GIVEN REQUEST: Search the material below for the string "JSON" and list each line that holds it.

** Start DATA PROVIDED **

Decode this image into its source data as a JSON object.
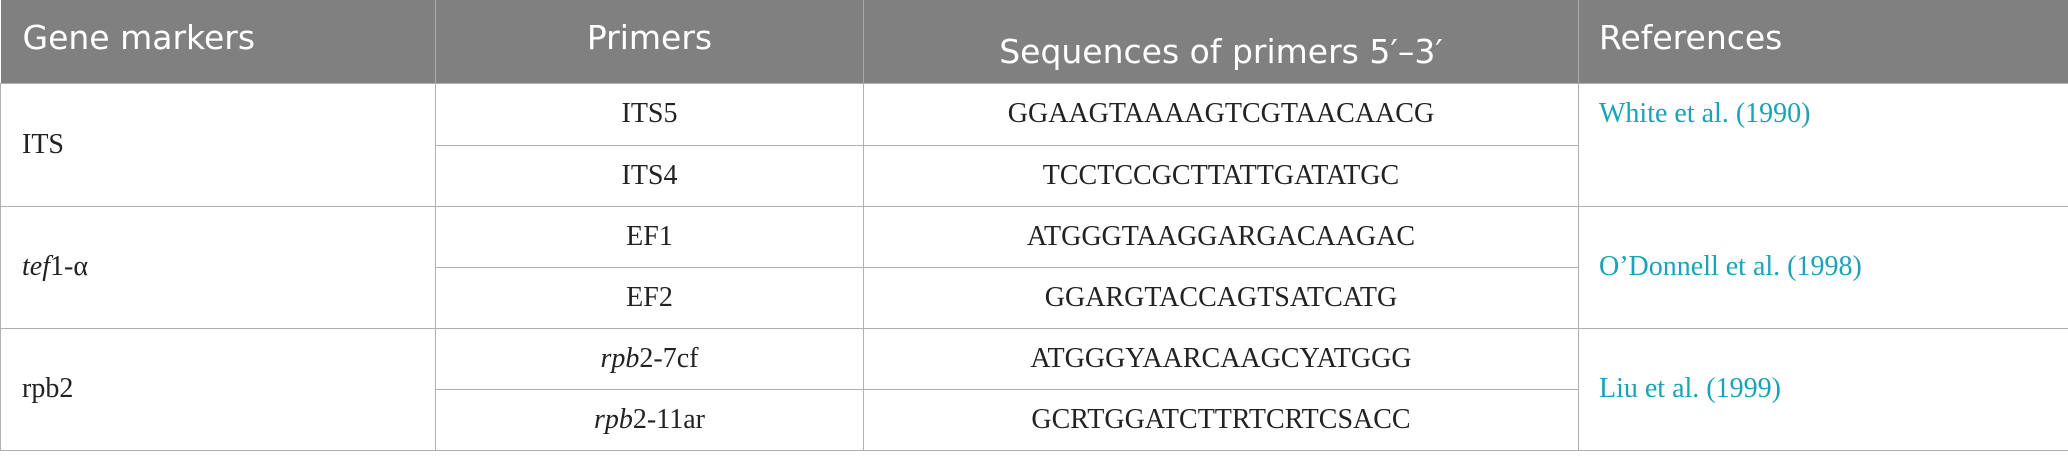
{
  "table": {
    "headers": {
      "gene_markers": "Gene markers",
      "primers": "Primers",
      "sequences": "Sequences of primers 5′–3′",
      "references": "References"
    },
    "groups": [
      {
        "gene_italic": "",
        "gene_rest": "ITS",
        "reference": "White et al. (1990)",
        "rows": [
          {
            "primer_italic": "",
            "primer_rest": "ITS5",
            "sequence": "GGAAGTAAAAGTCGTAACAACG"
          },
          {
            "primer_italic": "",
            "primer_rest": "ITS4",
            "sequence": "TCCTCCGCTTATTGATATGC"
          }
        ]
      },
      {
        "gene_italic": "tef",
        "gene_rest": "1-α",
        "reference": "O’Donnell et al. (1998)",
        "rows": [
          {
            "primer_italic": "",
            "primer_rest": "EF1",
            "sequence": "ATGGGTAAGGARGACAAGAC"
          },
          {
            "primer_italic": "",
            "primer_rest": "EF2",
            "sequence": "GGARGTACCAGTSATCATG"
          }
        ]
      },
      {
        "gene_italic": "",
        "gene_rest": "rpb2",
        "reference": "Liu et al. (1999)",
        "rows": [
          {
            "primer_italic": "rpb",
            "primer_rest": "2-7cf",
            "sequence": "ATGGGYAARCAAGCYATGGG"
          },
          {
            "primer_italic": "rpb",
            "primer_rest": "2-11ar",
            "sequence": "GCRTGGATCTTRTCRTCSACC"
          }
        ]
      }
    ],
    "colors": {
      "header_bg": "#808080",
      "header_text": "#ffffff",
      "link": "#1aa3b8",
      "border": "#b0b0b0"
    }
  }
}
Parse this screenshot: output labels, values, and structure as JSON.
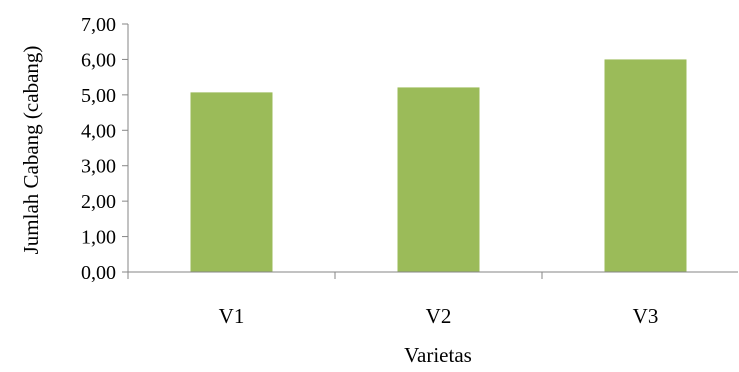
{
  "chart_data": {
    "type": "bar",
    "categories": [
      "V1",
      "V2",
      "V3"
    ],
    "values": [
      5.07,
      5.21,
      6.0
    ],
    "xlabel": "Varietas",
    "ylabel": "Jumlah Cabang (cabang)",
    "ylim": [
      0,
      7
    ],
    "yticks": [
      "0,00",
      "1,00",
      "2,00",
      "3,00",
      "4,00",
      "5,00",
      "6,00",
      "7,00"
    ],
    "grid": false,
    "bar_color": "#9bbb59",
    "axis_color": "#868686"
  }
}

** End DATA PROVIDED **

RESULT OF THIS EXERCISE:
Decode this image into its source data as a JSON object.
Parse this screenshot: output labels, values, and structure as JSON.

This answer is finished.